■ **OBJECTIVE**
Return all lines with the word "color" in them.

■ **Records from a collection of figures**
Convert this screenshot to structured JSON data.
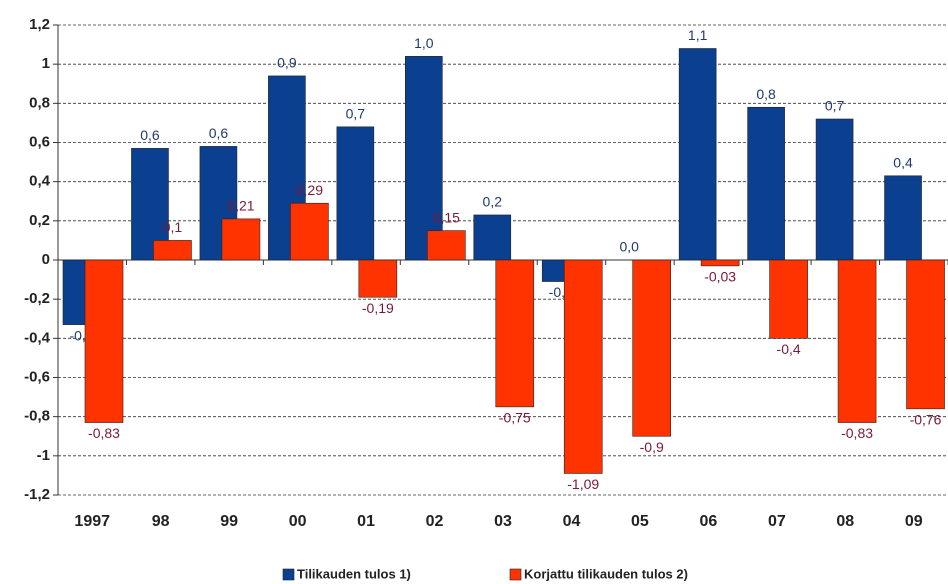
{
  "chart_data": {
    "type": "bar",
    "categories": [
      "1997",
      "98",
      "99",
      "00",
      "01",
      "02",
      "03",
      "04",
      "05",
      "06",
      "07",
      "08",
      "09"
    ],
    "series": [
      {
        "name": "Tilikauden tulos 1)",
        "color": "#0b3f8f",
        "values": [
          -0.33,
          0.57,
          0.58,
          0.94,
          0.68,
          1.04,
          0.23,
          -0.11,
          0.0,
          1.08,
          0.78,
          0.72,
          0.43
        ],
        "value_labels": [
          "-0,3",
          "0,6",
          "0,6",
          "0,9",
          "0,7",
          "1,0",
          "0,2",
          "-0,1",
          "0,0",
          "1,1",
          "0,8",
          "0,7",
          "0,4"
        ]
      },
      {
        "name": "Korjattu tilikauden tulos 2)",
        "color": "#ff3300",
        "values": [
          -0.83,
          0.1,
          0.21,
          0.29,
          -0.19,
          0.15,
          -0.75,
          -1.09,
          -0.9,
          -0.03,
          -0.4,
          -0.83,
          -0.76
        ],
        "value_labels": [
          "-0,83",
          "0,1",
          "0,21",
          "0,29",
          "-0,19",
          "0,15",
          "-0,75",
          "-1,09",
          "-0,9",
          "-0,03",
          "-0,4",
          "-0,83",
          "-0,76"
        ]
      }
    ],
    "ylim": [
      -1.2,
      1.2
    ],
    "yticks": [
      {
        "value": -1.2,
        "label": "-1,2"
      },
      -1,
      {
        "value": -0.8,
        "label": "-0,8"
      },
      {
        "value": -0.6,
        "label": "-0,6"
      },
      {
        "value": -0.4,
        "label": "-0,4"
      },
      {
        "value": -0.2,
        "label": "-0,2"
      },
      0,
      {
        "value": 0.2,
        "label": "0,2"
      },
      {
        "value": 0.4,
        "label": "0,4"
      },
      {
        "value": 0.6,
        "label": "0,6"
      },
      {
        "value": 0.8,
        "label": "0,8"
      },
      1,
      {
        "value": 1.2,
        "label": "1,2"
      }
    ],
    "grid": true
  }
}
---
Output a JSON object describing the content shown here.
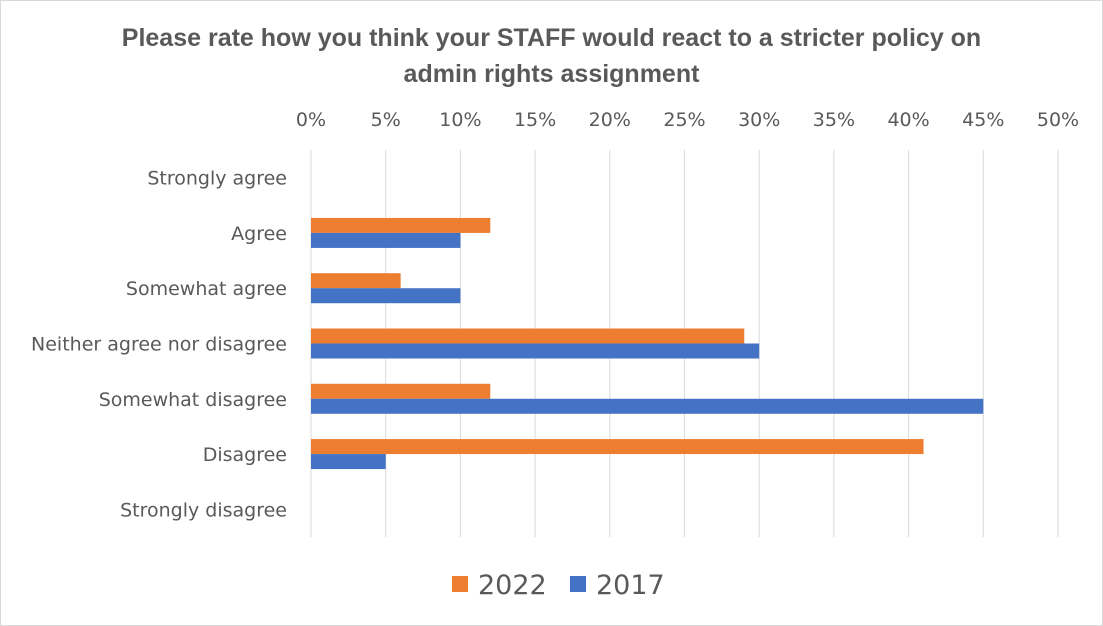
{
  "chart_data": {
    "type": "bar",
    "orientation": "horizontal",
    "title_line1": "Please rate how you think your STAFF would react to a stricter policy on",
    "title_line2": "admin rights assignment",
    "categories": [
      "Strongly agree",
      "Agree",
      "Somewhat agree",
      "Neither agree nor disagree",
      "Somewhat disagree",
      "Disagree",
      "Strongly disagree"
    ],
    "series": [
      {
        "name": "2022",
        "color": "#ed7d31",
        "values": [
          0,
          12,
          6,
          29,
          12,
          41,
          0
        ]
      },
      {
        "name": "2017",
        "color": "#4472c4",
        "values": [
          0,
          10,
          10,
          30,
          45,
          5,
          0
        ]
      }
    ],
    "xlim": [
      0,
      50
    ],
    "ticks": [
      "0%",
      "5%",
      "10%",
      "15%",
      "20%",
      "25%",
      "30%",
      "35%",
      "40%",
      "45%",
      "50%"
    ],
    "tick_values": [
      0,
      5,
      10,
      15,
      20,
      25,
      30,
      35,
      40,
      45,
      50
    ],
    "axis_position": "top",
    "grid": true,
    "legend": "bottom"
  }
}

■ **RESULT FOR THIS TASK**
        "color": "#0b3f8f",
        "color": "#ff3300",
        "color": "#ed7d31",
        "color": "#4472c4",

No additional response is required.